_EXERCISE OBJECTIVE_
Write out the data below line for line, reproducing every character without change.

_DATA FOR THIS TASK_
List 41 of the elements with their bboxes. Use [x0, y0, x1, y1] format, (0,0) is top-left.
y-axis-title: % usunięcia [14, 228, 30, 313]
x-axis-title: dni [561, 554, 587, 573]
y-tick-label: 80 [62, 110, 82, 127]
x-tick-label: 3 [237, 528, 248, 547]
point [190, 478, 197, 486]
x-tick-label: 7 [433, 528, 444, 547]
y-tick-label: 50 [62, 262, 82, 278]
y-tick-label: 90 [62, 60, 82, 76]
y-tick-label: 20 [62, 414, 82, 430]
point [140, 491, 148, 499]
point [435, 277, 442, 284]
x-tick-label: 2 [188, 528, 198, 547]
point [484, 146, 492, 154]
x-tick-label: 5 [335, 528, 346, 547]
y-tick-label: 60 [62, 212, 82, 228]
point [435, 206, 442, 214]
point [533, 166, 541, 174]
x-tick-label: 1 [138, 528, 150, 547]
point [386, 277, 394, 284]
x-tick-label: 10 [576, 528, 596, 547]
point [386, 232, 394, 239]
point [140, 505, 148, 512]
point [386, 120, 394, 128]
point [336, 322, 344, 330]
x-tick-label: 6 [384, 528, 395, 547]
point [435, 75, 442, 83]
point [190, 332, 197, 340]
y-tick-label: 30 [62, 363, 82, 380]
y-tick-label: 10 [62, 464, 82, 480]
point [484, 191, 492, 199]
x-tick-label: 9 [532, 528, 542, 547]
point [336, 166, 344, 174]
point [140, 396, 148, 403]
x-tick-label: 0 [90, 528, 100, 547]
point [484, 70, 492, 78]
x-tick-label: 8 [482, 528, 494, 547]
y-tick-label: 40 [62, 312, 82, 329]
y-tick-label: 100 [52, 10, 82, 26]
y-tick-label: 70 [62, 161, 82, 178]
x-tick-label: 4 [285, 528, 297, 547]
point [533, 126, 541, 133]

_TASK RESPONSE_
List 41 of the elements with their bboxes. Use [x0, y0, x1, y1] format, (0,0) is top-left.
y-axis-title: % usunięcia [14, 228, 30, 313]
x-axis-title: dni [561, 554, 587, 573]
y-tick-label: 80 [62, 110, 82, 127]
x-tick-label: 3 [237, 528, 248, 547]
point [190, 478, 197, 486]
x-tick-label: 7 [433, 528, 444, 547]
y-tick-label: 50 [62, 262, 82, 278]
y-tick-label: 90 [62, 60, 82, 76]
y-tick-label: 20 [62, 414, 82, 430]
point [140, 491, 148, 499]
point [435, 277, 442, 284]
x-tick-label: 2 [188, 528, 198, 547]
point [484, 146, 492, 154]
x-tick-label: 5 [335, 528, 346, 547]
y-tick-label: 60 [62, 212, 82, 228]
point [435, 206, 442, 214]
point [533, 166, 541, 174]
x-tick-label: 1 [138, 528, 150, 547]
point [386, 277, 394, 284]
x-tick-label: 10 [576, 528, 596, 547]
point [386, 232, 394, 239]
point [140, 505, 148, 512]
point [386, 120, 394, 128]
point [336, 322, 344, 330]
x-tick-label: 6 [384, 528, 395, 547]
point [435, 75, 442, 83]
point [190, 332, 197, 340]
y-tick-label: 30 [62, 363, 82, 380]
y-tick-label: 10 [62, 464, 82, 480]
point [484, 191, 492, 199]
x-tick-label: 9 [532, 528, 542, 547]
point [336, 166, 344, 174]
point [140, 396, 148, 403]
x-tick-label: 0 [90, 528, 100, 547]
point [484, 70, 492, 78]
x-tick-label: 8 [482, 528, 494, 547]
y-tick-label: 40 [62, 312, 82, 329]
y-tick-label: 100 [52, 10, 82, 26]
y-tick-label: 70 [62, 161, 82, 178]
x-tick-label: 4 [285, 528, 297, 547]
point [533, 126, 541, 133]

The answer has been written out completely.